[Start of Attachment]

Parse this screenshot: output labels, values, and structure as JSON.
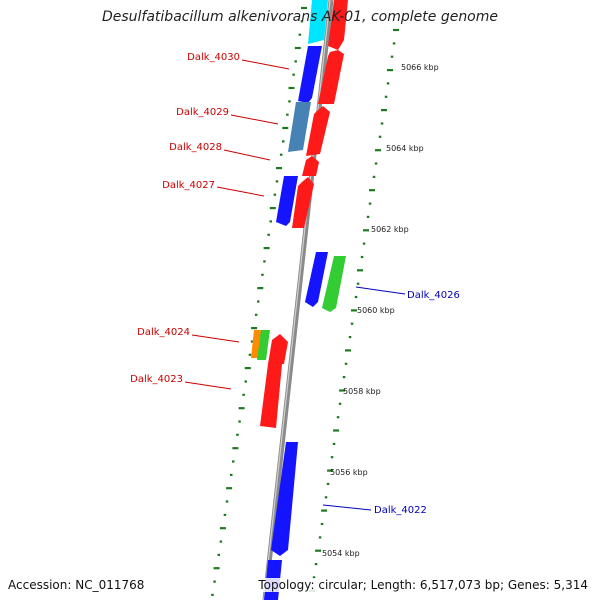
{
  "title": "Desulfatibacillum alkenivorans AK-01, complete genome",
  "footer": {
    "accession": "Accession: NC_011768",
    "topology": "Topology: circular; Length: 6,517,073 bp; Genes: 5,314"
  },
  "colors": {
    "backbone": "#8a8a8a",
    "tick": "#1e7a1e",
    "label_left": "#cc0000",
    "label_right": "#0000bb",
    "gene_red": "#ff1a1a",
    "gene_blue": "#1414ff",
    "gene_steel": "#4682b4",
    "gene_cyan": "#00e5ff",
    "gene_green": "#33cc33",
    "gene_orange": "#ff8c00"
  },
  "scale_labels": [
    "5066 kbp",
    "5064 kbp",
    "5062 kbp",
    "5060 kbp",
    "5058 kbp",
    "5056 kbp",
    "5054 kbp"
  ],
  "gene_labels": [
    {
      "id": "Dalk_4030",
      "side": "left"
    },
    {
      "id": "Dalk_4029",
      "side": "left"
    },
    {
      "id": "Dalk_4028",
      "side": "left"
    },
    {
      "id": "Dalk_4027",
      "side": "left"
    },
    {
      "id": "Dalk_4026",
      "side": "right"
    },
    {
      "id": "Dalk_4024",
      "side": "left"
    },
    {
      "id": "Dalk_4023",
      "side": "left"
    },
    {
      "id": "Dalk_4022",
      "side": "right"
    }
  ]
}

[End of Attachment]
[Start of Attachment]

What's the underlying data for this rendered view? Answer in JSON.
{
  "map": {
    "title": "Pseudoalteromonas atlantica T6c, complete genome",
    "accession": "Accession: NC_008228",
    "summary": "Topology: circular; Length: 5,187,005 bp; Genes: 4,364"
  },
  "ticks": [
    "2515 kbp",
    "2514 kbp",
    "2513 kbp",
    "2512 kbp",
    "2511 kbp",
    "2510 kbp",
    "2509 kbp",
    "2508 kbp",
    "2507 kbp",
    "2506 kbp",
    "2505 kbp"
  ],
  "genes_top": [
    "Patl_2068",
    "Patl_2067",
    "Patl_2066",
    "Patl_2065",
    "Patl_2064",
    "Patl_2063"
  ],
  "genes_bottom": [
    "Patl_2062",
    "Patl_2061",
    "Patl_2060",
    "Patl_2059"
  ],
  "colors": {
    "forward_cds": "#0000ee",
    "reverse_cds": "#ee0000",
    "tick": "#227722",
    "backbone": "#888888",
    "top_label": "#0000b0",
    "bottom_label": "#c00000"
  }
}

[End of Attachment]
[Start of Attachment]

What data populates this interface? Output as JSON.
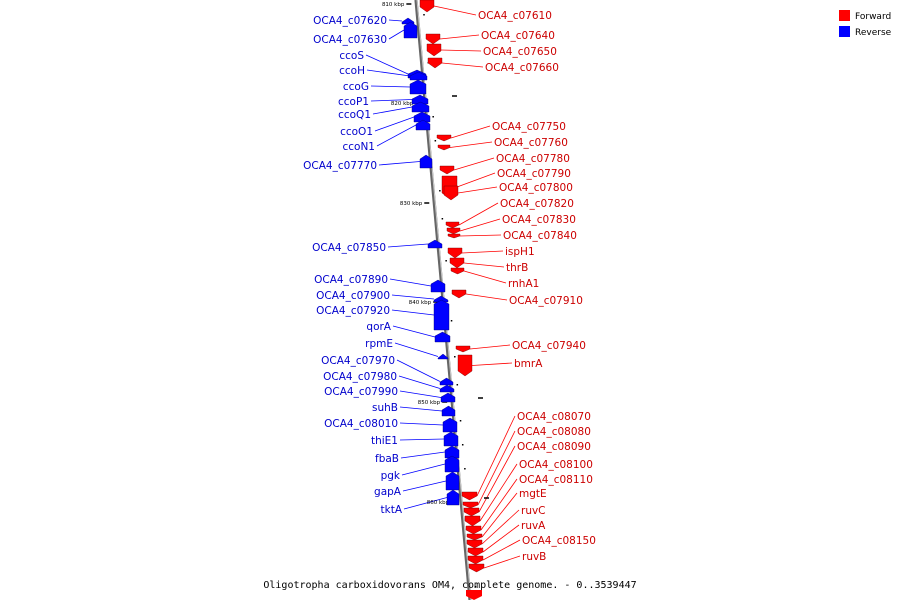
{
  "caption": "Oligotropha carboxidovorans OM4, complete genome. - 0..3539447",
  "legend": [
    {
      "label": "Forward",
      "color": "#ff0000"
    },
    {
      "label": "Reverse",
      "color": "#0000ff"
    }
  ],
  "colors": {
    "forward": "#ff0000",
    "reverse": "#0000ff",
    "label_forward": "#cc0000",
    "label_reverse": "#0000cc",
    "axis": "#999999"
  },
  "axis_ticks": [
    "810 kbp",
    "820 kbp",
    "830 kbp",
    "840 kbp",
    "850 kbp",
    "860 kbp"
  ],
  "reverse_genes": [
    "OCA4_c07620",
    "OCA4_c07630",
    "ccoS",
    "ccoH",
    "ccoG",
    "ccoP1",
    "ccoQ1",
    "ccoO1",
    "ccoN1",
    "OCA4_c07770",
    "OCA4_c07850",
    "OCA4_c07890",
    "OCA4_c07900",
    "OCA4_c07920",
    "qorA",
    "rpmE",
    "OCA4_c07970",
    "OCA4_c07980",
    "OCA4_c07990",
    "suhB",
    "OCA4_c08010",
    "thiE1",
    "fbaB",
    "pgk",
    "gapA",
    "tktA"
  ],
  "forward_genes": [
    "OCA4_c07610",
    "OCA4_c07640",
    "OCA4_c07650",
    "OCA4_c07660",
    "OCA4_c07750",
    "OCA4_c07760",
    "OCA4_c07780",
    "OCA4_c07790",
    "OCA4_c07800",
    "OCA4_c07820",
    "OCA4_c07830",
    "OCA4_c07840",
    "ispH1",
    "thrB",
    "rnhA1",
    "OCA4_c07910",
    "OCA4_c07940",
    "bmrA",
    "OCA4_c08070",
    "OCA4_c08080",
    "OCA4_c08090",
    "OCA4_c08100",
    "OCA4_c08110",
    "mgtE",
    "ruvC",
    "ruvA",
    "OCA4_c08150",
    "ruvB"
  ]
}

[End of Attachment]

* Try it *
Show the lines above that include "circular".

* Result of the task *
    "topology": "Topology: circular; Length: 6,517,073 bp; Genes: 5,314"
    "summary": "Topology: circular; Length: 5,187,005 bp; Genes: 4,364"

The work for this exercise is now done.